▶ CHALLENGE:
All the data should be repeated exactly. Any image in it is left out.

▶ MATERIAL TO PROCESS:
┌──

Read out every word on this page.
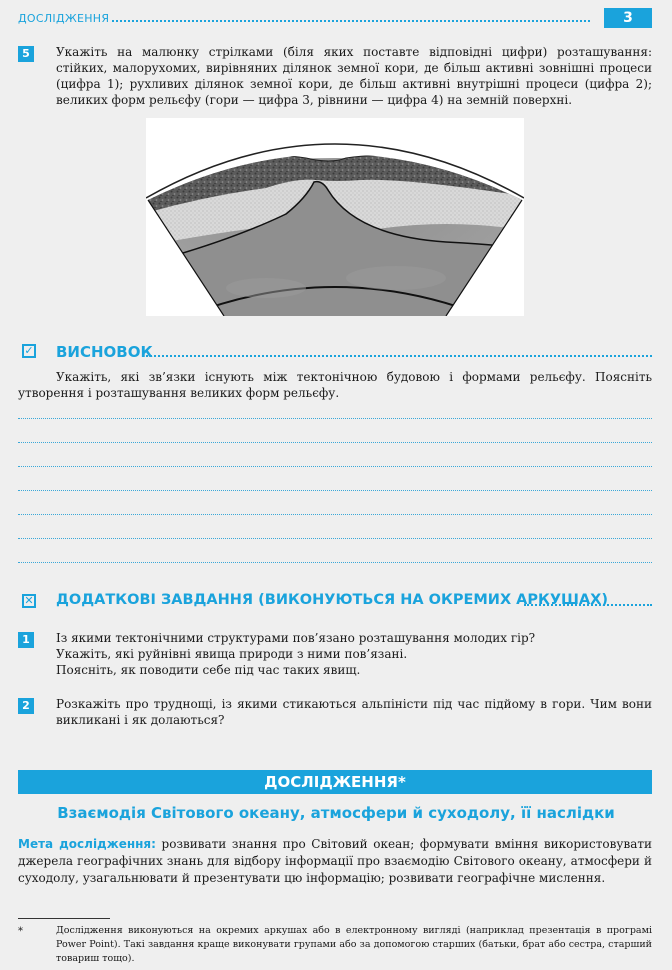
ДОСЛІДЖЕННЯ	3
5	Укажіть на малюнку стрілками (біля яких поставте відповідні цифри) розташування: стійких, малорухомих, вирівняних ділянок земної кори, де більш активні зовнішні процеси (цифра 1); рухливих ділянок земної кори, де більш активні внутрішні процеси (цифра 2); великих форм рельєфу (гори — цифра 3, рівнини — цифра 4) на земній поверхні.
✓ ВИСНОВОК
Укажіть, які зв’язки існують між тектонічною будовою і формами рельєфу. Поясніть утворення і розташування великих форм рельєфу.
✕ ДОДАТКОВІ ЗАВДАННЯ (ВИКОНУЮТЬСЯ НА ОКРЕМИХ АРКУШАХ)
1	Із якими тектонічними структурами пов’язано розташування молодих гір?
Укажіть, які руйнівні явища природи з ними пов’язані.
Поясніть, як поводити себе під час таких явищ.
2	Розкажіть про труднощі, із якими стикаються альпіністи під час підйому в гори. Чим вони викликані і як долаються?
ДОСЛІДЖЕННЯ*
Взаємодія Світового океану, атмосфери й суходолу, її наслідки
Мета дослідження: розвивати знання про Світовий океан; формувати вміння використовувати джерела географічних знань для відбору інформації про взаємодію Світового океану, атмосфери й суходолу, узагальнювати й презентувати цю інформацію; розвивати географічне мислення.
*	Дослідження виконуються на окремих аркушах або в електронному вигляді (наприклад презентація в програмі Power Point). Такі завдання краще виконувати групами або за допомогою старших (батьки, брат або сестра, старший товариш тощо).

└──

▶ WORKED SOLUTION:
Read out every word on this page.
ДОСЛІДЖЕННЯ	3
5	Укажіть на малюнку стрілками (біля яких поставте відповідні цифри) розташування: стійких, малорухомих, вирівняних ділянок земної кори, де більш активні зовнішні процеси (цифра 1); рухливих ділянок земної кори, де більш активні внутрішні процеси (цифра 2); великих форм рельєфу (гори — цифра 3, рівнини — цифра 4) на земній поверхні.
✓ ВИСНОВОК
Укажіть, які зв’язки існують між тектонічною будовою і формами рельєфу. Поясніть утворення і розташування великих форм рельєфу.
✕ ДОДАТКОВІ ЗАВДАННЯ (ВИКОНУЮТЬСЯ НА ОКРЕМИХ АРКУШАХ)
1	Із якими тектонічними структурами пов’язано розташування молодих гір?
Укажіть, які руйнівні явища природи з ними пов’язані.
Поясніть, як поводити себе під час таких явищ.
2	Розкажіть про труднощі, із якими стикаються альпіністи під час підйому в гори. Чим вони викликані і як долаються?
ДОСЛІДЖЕННЯ*
Взаємодія Світового океану, атмосфери й суходолу, її наслідки
Мета дослідження: розвивати знання про Світовий океан; формувати вміння використовувати джерела географічних знань для відбору інформації про взаємодію Світового океану, атмосфери й суходолу, узагальнювати й презентувати цю інформацію; розвивати географічне мислення.
*	Дослідження виконуються на окремих аркушах або в електронному вигляді (наприклад презентація в програмі Power Point). Такі завдання краще виконувати групами або за допомогою старших (батьки, брат або сестра, старший товариш тощо).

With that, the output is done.